• _Short exercise_: Write out the entries below once more, exactly.

* start Input *

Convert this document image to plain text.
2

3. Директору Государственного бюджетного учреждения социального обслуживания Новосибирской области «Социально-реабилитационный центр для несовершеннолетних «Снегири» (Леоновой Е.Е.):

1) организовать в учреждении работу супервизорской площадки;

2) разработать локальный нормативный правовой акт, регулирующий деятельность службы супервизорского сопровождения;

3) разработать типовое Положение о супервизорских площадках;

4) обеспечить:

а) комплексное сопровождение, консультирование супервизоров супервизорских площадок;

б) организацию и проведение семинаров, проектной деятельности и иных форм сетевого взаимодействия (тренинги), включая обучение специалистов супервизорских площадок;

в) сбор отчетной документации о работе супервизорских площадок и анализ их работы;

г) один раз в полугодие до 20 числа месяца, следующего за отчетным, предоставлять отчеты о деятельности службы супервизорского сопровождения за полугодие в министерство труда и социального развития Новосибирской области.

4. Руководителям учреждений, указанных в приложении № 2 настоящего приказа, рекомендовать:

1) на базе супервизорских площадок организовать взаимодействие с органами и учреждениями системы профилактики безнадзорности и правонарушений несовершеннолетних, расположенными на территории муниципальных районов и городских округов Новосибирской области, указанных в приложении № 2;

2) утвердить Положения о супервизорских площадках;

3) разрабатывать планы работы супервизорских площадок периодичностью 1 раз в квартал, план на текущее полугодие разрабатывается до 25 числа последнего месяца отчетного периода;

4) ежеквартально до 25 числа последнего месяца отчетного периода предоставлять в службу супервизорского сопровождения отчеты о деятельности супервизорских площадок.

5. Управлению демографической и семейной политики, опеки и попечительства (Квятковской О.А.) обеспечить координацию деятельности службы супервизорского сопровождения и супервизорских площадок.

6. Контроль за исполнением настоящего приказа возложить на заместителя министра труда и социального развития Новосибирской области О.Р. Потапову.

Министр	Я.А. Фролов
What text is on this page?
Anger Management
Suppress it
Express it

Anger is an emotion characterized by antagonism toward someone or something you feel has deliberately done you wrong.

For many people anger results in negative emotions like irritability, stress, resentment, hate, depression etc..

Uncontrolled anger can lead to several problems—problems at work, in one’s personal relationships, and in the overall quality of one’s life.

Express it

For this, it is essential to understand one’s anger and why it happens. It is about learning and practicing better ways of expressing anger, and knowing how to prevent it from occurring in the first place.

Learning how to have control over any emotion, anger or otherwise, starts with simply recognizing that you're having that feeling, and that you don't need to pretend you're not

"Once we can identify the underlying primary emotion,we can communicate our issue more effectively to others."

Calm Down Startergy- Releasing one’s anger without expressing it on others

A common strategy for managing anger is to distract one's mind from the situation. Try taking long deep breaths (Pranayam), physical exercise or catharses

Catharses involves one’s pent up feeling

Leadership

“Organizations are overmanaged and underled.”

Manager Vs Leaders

* end Input *

• _Solution for this task_:
Convert this document image to plain text.
2

3. Директору Государственного бюджетного учреждения социального обслуживания Новосибирской области «Социально-реабилитационный центр для несовершеннолетних «Снегири» (Леоновой Е.Е.):

1) организовать в учреждении работу супервизорской площадки;

2) разработать локальный нормативный правовой акт, регулирующий деятельность службы супервизорского сопровождения;

3) разработать типовое Положение о супервизорских площадках;

4) обеспечить:

а) комплексное сопровождение, консультирование супервизоров супервизорских площадок;

б) организацию и проведение семинаров, проектной деятельности и иных форм сетевого взаимодействия (тренинги), включая обучение специалистов супервизорских площадок;

в) сбор отчетной документации о работе супервизорских площадок и анализ их работы;

г) один раз в полугодие до 20 числа месяца, следующего за отчетным, предоставлять отчеты о деятельности службы супервизорского сопровождения за полугодие в министерство труда и социального развития Новосибирской области.

4. Руководителям учреждений, указанных в приложении № 2 настоящего приказа, рекомендовать:

1) на базе супервизорских площадок организовать взаимодействие с органами и учреждениями системы профилактики безнадзорности и правонарушений несовершеннолетних, расположенными на территории муниципальных районов и городских округов Новосибирской области, указанных в приложении № 2;

2) утвердить Положения о супервизорских площадках;

3) разрабатывать планы работы супервизорских площадок периодичностью 1 раз в квартал, план на текущее полугодие разрабатывается до 25 числа последнего месяца отчетного периода;

4) ежеквартально до 25 числа последнего месяца отчетного периода предоставлять в службу супервизорского сопровождения отчеты о деятельности супервизорских площадок.

5. Управлению демографической и семейной политики, опеки и попечительства (Квятковской О.А.) обеспечить координацию деятельности службы супервизорского сопровождения и супервизорских площадок.

6. Контроль за исполнением настоящего приказа возложить на заместителя министра труда и социального развития Новосибирской области О.Р. Потапову.

Министр	Я.А. Фролов
What text is on this page?
Anger Management
Suppress it
Express it

Anger is an emotion characterized by antagonism toward someone or something you feel has deliberately done you wrong.

For many people anger results in negative emotions like irritability, stress, resentment, hate, depression etc..

Uncontrolled anger can lead to several problems—problems at work, in one’s personal relationships, and in the overall quality of one’s life.

Express it

For this, it is essential to understand one’s anger and why it happens. It is about learning and practicing better ways of expressing anger, and knowing how to prevent it from occurring in the first place.

Learning how to have control over any emotion, anger or otherwise, starts with simply recognizing that you're having that feeling, and that you don't need to pretend you're not

"Once we can identify the underlying primary emotion,we can communicate our issue more effectively to others."

Calm Down Startergy- Releasing one’s anger without expressing it on others

A common strategy for managing anger is to distract one's mind from the situation. Try taking long deep breaths (Pranayam), physical exercise or catharses

Catharses involves one’s pent up feeling

Leadership

“Organizations are overmanaged and underled.”

Manager Vs Leaders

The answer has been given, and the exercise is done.